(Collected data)
-.-.-

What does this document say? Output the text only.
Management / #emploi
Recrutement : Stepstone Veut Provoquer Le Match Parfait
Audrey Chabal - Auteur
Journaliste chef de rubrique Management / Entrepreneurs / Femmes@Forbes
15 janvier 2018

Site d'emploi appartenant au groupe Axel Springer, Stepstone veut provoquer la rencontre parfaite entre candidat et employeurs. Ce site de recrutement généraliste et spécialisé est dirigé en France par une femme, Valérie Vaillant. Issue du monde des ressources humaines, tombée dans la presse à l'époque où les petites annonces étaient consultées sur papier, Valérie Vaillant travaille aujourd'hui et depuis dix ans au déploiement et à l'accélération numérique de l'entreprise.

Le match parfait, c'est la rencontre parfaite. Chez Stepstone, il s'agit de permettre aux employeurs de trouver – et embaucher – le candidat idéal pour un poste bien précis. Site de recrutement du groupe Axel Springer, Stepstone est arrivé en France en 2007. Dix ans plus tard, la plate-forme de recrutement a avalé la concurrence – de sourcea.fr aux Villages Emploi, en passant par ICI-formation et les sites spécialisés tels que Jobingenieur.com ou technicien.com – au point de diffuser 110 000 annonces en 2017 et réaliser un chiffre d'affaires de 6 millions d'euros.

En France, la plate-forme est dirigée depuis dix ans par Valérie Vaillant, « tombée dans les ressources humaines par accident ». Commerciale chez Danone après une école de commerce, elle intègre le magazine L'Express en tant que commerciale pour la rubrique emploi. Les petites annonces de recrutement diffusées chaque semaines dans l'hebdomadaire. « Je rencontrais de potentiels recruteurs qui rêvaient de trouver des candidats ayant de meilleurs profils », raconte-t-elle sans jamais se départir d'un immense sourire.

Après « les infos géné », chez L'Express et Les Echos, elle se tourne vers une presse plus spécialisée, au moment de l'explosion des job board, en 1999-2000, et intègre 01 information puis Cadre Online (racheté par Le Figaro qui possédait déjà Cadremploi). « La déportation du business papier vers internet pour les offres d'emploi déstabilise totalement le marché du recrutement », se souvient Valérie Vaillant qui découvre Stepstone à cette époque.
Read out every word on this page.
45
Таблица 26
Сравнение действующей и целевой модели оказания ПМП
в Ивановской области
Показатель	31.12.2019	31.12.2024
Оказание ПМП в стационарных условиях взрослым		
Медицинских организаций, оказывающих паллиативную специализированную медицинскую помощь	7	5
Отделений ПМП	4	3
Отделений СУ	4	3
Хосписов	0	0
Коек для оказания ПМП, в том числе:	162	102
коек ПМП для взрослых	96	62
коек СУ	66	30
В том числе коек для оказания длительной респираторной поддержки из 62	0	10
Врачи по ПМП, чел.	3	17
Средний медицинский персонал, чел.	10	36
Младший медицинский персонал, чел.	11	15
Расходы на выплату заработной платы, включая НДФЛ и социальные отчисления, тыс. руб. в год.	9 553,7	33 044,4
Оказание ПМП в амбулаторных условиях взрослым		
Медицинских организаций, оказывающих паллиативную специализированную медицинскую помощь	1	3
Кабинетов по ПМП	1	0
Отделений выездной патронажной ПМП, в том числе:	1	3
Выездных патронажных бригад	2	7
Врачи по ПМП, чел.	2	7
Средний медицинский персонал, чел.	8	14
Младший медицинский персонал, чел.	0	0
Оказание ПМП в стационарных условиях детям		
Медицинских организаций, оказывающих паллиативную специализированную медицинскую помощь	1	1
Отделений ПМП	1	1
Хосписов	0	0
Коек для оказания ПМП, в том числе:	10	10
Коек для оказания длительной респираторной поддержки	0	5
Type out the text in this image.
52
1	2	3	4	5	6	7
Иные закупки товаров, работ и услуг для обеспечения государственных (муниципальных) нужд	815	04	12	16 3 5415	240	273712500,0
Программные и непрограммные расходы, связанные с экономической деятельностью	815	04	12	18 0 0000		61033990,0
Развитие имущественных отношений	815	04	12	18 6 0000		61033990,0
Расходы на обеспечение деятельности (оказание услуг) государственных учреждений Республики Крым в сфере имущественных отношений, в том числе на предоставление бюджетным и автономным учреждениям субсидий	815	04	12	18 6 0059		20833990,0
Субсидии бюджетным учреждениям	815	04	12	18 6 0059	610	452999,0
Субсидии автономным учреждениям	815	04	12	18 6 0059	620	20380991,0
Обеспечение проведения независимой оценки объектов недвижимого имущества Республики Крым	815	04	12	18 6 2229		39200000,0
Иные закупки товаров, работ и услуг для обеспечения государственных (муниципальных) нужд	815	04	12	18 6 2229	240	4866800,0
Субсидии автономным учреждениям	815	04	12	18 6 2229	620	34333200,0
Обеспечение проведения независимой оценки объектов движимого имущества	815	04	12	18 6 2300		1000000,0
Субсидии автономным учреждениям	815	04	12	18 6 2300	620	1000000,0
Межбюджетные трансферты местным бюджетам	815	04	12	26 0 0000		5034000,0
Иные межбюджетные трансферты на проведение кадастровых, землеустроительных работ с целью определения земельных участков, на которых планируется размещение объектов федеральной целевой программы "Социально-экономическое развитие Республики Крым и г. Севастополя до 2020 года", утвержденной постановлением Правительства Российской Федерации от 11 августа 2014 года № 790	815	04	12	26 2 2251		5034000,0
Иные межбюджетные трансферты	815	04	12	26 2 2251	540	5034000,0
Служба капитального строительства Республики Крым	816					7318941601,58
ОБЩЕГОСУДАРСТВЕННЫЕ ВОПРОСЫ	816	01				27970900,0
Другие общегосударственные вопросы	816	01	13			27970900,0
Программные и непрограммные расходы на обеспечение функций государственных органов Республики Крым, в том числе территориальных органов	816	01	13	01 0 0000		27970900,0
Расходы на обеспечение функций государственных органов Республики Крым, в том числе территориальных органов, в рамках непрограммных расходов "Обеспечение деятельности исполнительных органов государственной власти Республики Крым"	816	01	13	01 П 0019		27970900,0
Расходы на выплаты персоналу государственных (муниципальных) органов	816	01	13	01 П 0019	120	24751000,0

-.-.-

Problem statement: Gather up every line in the data above that contains the word "имущественных", copying each one.

Result of the exercise:
Развитие имущественных отношений	815	04	12	18 6 0000		61033990,0
Расходы на обеспечение деятельности (оказание услуг) государственных учреждений Республики Крым в сфере имущественных отношений, в том числе на предоставление бюджетным и автономным учреждениям субсидий	815	04	12	18 6 0059		20833990,0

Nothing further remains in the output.